**GOAL:** Quote the records that follow in full, leaving the pictures out.

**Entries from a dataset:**
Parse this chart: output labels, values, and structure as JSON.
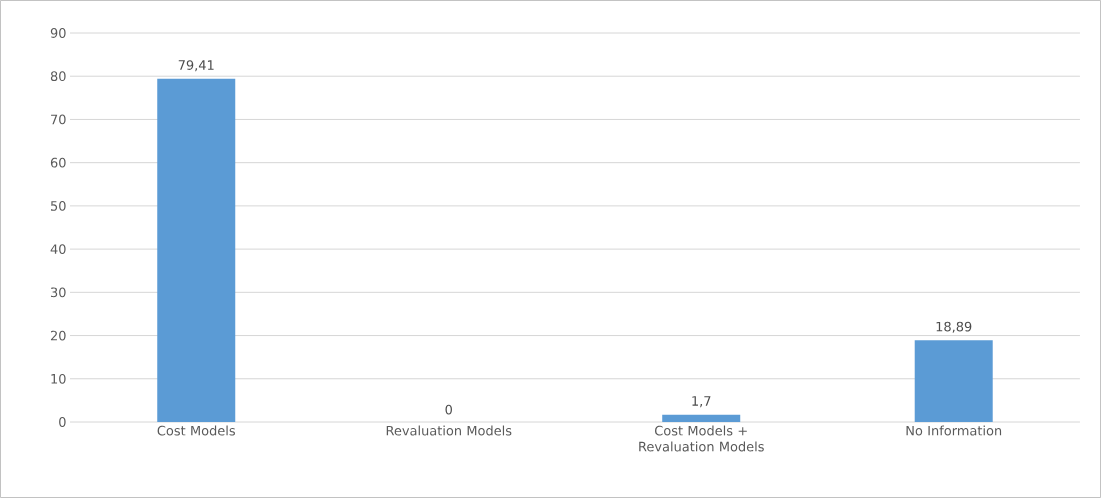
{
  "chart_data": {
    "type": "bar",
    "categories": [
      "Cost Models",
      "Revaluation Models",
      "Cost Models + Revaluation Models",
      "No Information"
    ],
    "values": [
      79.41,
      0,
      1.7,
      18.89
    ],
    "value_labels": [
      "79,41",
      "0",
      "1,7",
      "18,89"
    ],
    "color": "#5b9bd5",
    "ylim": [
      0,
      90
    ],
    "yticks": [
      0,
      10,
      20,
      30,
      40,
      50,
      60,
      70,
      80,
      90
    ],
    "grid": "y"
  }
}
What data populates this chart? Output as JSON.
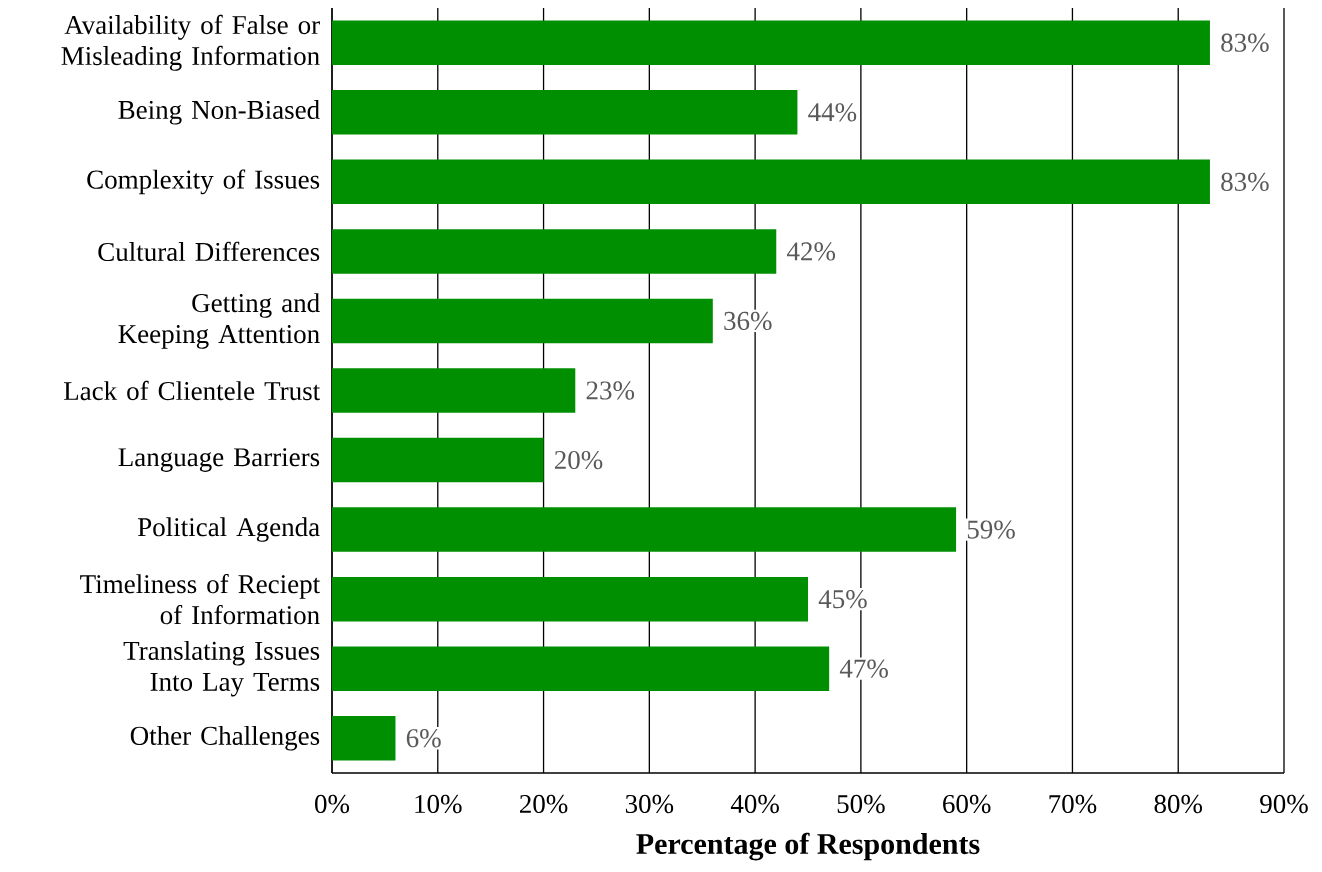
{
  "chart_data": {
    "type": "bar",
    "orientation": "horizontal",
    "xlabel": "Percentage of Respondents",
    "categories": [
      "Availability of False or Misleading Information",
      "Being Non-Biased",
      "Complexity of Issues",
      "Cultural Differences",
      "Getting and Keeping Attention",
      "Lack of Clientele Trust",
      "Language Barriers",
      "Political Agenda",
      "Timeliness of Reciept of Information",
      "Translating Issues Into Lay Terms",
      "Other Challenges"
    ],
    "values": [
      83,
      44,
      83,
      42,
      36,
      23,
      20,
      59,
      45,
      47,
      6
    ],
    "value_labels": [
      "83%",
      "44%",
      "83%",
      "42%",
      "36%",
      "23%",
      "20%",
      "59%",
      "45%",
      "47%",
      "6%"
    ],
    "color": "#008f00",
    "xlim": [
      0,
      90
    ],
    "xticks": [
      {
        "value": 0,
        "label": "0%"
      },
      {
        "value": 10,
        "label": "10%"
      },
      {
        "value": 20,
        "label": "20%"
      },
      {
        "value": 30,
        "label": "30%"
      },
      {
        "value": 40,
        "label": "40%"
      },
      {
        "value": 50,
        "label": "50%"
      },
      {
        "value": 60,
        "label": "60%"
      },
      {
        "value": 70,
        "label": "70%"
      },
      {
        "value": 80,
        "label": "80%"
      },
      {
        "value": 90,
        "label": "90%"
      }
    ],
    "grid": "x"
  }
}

**COMPLETED EXERCISE:**
Parse this chart: output labels, values, and structure as JSON.
{
  "chart_data": {
    "type": "bar",
    "categories": [
      "Cost Models",
      "Revaluation Models",
      "Cost Models + Revaluation Models",
      "No Information"
    ],
    "values": [
      79.41,
      0,
      1.7,
      18.89
    ],
    "value_labels": [
      "79,41",
      "0",
      "1,7",
      "18,89"
    ],
    "color": "#5b9bd5",
    "ylim": [
      0,
      90
    ],
    "yticks": [
      0,
      10,
      20,
      30,
      40,
      50,
      60,
      70,
      80,
      90
    ],
    "grid": "y"
  }
}
What data populates this chart? Output as JSON.
{
  "chart_data": {
    "type": "bar",
    "orientation": "horizontal",
    "xlabel": "Percentage of Respondents",
    "categories": [
      "Availability of False or Misleading Information",
      "Being Non-Biased",
      "Complexity of Issues",
      "Cultural Differences",
      "Getting and Keeping Attention",
      "Lack of Clientele Trust",
      "Language Barriers",
      "Political Agenda",
      "Timeliness of Reciept of Information",
      "Translating Issues Into Lay Terms",
      "Other Challenges"
    ],
    "values": [
      83,
      44,
      83,
      42,
      36,
      23,
      20,
      59,
      45,
      47,
      6
    ],
    "value_labels": [
      "83%",
      "44%",
      "83%",
      "42%",
      "36%",
      "23%",
      "20%",
      "59%",
      "45%",
      "47%",
      "6%"
    ],
    "color": "#008f00",
    "xlim": [
      0,
      90
    ],
    "xticks": [
      {
        "value": 0,
        "label": "0%"
      },
      {
        "value": 10,
        "label": "10%"
      },
      {
        "value": 20,
        "label": "20%"
      },
      {
        "value": 30,
        "label": "30%"
      },
      {
        "value": 40,
        "label": "40%"
      },
      {
        "value": 50,
        "label": "50%"
      },
      {
        "value": 60,
        "label": "60%"
      },
      {
        "value": 70,
        "label": "70%"
      },
      {
        "value": 80,
        "label": "80%"
      },
      {
        "value": 90,
        "label": "90%"
      }
    ],
    "grid": "x"
  }
}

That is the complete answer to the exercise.